▼
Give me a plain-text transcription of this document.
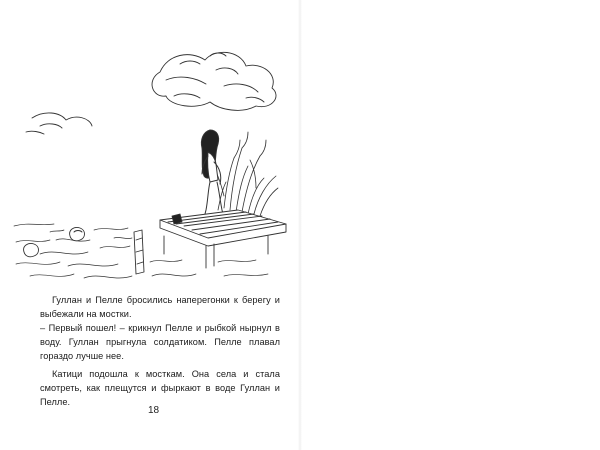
Гуллан и Пелле бросились наперегонки к берегу и выбежали на мостки.
– Первый пошел! – крикнул Пелле и рыбкой нырнул в воду. Гуллан прыгнула солдатиком. Пелле плавал гораздо лучше нее.
Катици подошла к мосткам. Она села и стала смотреть, как плещутся и фыркают в воде Гуллан и Пелле.
18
▲
→ EXERCISE INSTRUCTIONS: Transcribe every record above exactly, leaving out the pictures.

→ THE COMPLETED TASK:
Give me a plain-text transcription of this document.
Гуллан и Пелле бросились наперегонки к берегу и выбежали на мостки.
– Первый пошел! – крикнул Пелле и рыбкой нырнул в воду. Гуллан прыгнула солдатиком. Пелле плавал гораздо лучше нее.
Катици подошла к мосткам. Она села и стала смотреть, как плещутся и фыркают в воде Гуллан и Пелле.
18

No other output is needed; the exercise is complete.